| SOURCE RECORDS |
^^^^^^^^

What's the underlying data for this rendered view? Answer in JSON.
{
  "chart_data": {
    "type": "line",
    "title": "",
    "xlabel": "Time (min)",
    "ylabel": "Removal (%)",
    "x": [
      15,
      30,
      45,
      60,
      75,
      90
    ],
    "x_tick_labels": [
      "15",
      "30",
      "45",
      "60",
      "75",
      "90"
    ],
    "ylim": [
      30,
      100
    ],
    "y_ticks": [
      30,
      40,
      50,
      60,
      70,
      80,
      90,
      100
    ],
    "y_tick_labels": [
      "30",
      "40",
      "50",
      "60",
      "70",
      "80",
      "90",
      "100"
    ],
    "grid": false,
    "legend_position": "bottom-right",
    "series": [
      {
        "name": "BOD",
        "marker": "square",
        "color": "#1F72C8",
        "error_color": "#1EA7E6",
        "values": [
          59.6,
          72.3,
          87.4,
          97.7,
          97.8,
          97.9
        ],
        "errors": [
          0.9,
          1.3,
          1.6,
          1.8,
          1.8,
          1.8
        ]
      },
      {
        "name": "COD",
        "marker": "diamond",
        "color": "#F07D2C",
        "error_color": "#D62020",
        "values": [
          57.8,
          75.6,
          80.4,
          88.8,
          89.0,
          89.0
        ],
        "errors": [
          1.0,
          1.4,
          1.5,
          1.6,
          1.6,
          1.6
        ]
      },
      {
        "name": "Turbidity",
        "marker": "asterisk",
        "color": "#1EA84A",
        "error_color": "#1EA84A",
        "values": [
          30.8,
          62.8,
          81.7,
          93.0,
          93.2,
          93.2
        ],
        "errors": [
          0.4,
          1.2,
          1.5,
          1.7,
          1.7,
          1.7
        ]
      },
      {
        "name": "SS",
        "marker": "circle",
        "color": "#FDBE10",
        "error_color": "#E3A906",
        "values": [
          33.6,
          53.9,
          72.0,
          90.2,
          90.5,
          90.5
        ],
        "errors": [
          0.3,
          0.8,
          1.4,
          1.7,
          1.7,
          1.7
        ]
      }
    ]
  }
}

^^^^^^^^

| TASK STATEMENT |
Retype the entries exactly, including every line.

| WRITTEN RESPONSE |
What's the underlying data for this rendered view? Answer in JSON.
{
  "chart_data": {
    "type": "line",
    "title": "",
    "xlabel": "Time (min)",
    "ylabel": "Removal (%)",
    "x": [
      15,
      30,
      45,
      60,
      75,
      90
    ],
    "x_tick_labels": [
      "15",
      "30",
      "45",
      "60",
      "75",
      "90"
    ],
    "ylim": [
      30,
      100
    ],
    "y_ticks": [
      30,
      40,
      50,
      60,
      70,
      80,
      90,
      100
    ],
    "y_tick_labels": [
      "30",
      "40",
      "50",
      "60",
      "70",
      "80",
      "90",
      "100"
    ],
    "grid": false,
    "legend_position": "bottom-right",
    "series": [
      {
        "name": "BOD",
        "marker": "square",
        "color": "#1F72C8",
        "error_color": "#1EA7E6",
        "values": [
          59.6,
          72.3,
          87.4,
          97.7,
          97.8,
          97.9
        ],
        "errors": [
          0.9,
          1.3,
          1.6,
          1.8,
          1.8,
          1.8
        ]
      },
      {
        "name": "COD",
        "marker": "diamond",
        "color": "#F07D2C",
        "error_color": "#D62020",
        "values": [
          57.8,
          75.6,
          80.4,
          88.8,
          89.0,
          89.0
        ],
        "errors": [
          1.0,
          1.4,
          1.5,
          1.6,
          1.6,
          1.6
        ]
      },
      {
        "name": "Turbidity",
        "marker": "asterisk",
        "color": "#1EA84A",
        "error_color": "#1EA84A",
        "values": [
          30.8,
          62.8,
          81.7,
          93.0,
          93.2,
          93.2
        ],
        "errors": [
          0.4,
          1.2,
          1.5,
          1.7,
          1.7,
          1.7
        ]
      },
      {
        "name": "SS",
        "marker": "circle",
        "color": "#FDBE10",
        "error_color": "#E3A906",
        "values": [
          33.6,
          53.9,
          72.0,
          90.2,
          90.5,
          90.5
        ],
        "errors": [
          0.3,
          0.8,
          1.4,
          1.7,
          1.7,
          1.7
        ]
      }
    ]
  }
}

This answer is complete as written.